▶ _Exercise_
Gather every line that includes the word "heart", please.

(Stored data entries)
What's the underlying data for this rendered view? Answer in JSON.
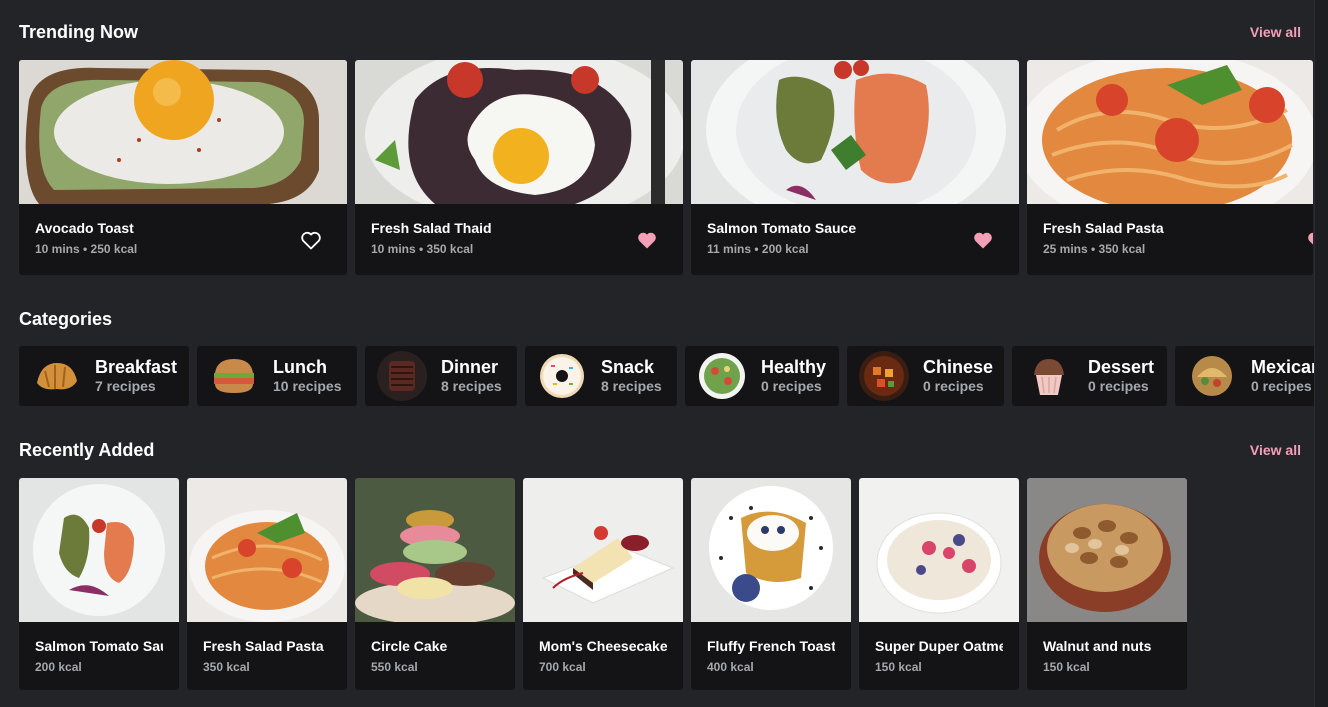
{
  "trending": {
    "title": "Trending Now",
    "view_all": "View all",
    "cards": [
      {
        "name": "Avocado Toast",
        "meta": "10 mins • 250 kcal",
        "liked": false
      },
      {
        "name": "Fresh Salad Thaid",
        "meta": "10 mins • 350 kcal",
        "liked": true
      },
      {
        "name": "Salmon Tomato Sauce",
        "meta": "11 mins • 200 kcal",
        "liked": true
      },
      {
        "name": "Fresh Salad Pasta",
        "meta": "25 mins • 350 kcal",
        "liked": true
      }
    ]
  },
  "categories": {
    "title": "Categories",
    "items": [
      {
        "name": "Breakfast",
        "count": "7 recipes"
      },
      {
        "name": "Lunch",
        "count": "10 recipes"
      },
      {
        "name": "Dinner",
        "count": "8 recipes"
      },
      {
        "name": "Snack",
        "count": "8 recipes"
      },
      {
        "name": "Healthy",
        "count": "0 recipes"
      },
      {
        "name": "Chinese",
        "count": "0 recipes"
      },
      {
        "name": "Dessert",
        "count": "0 recipes"
      },
      {
        "name": "Mexican",
        "count": "0 recipes"
      }
    ]
  },
  "recent": {
    "title": "Recently Added",
    "view_all": "View all",
    "cards": [
      {
        "name": "Salmon Tomato Sauce",
        "meta": "200 kcal"
      },
      {
        "name": "Fresh Salad Pasta",
        "meta": "350 kcal"
      },
      {
        "name": "Circle Cake",
        "meta": "550 kcal"
      },
      {
        "name": "Mom's Cheesecake",
        "meta": "700 kcal"
      },
      {
        "name": "Fluffy French Toast",
        "meta": "400 kcal"
      },
      {
        "name": "Super Duper Oatmeal",
        "meta": "150 kcal"
      },
      {
        "name": "Walnut and nuts",
        "meta": "150 kcal"
      }
    ]
  },
  "colors": {
    "background": "#232428",
    "card": "#141416",
    "accent_pink": "#f3a0b6",
    "muted_text": "#a7a8ad"
  },
  "icons": {
    "like_outline": "heart-outline-icon",
    "like_filled": "heart-filled-icon"
  }
}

▶ _Exercise answer_
    "like_outline": "heart-outline-icon",
    "like_filled": "heart-filled-icon"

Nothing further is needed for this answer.